**Material provided:**
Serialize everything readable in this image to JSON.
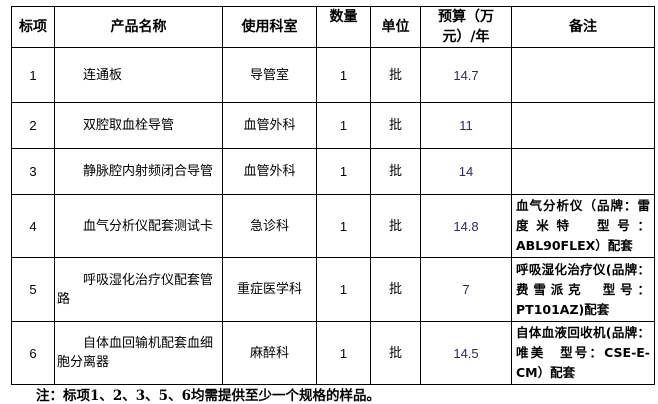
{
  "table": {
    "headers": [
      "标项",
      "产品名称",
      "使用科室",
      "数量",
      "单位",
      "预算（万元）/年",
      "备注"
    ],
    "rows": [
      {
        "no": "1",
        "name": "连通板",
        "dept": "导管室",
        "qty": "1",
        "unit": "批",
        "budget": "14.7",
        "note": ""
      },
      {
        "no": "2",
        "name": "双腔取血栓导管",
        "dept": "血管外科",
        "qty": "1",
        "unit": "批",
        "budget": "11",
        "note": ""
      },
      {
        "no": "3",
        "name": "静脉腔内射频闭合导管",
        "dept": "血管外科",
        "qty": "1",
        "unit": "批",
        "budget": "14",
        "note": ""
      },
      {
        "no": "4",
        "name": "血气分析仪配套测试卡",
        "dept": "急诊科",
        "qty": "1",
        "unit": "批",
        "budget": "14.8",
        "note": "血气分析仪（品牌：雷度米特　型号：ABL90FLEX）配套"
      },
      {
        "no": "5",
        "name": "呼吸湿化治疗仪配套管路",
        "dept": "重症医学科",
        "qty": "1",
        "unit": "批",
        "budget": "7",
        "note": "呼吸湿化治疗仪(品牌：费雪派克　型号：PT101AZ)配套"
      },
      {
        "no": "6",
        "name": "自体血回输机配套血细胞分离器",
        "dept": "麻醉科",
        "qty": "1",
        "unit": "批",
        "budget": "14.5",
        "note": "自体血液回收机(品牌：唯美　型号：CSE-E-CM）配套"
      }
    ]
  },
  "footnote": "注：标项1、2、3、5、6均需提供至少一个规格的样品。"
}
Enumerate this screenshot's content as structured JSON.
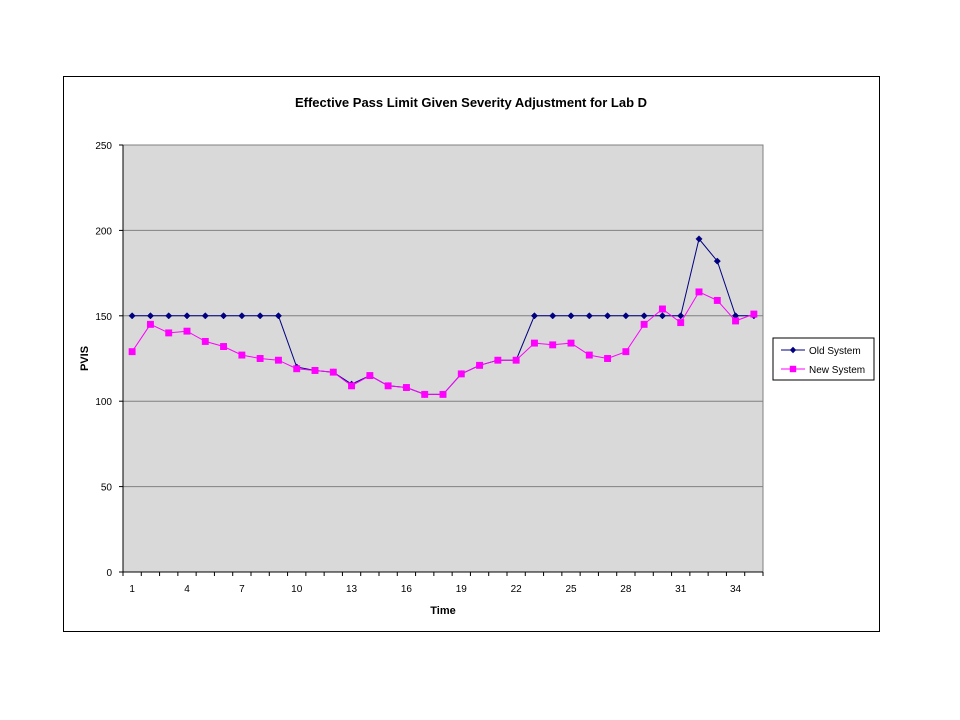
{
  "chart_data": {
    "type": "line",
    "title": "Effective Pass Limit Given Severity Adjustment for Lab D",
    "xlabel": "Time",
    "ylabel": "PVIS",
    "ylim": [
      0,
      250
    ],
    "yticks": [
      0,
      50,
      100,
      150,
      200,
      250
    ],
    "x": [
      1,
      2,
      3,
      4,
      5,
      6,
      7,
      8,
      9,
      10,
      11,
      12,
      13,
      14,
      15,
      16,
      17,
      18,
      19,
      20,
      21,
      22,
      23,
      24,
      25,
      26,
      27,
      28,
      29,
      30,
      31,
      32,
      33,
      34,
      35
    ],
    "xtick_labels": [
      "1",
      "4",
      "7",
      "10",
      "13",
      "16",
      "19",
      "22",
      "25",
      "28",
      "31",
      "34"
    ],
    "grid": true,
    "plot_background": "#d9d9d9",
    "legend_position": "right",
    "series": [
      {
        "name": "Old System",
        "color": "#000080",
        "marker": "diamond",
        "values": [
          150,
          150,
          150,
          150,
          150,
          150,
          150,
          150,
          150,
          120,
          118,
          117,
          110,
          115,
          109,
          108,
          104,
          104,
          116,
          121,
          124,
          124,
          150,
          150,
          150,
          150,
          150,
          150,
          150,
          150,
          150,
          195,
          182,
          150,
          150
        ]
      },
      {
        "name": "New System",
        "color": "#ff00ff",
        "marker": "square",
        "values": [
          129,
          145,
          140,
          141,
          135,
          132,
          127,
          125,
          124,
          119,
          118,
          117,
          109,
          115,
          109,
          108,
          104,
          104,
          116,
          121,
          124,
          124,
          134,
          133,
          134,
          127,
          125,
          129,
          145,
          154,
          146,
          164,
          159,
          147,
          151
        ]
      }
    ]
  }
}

**Short task:** Gather every line containing the word "budget" and copy it.

**Exercise solution:**
        "budget": "14.7",
        "budget": "11",
        "budget": "14",
        "budget": "14.8",
        "budget": "7",
        "budget": "14.5",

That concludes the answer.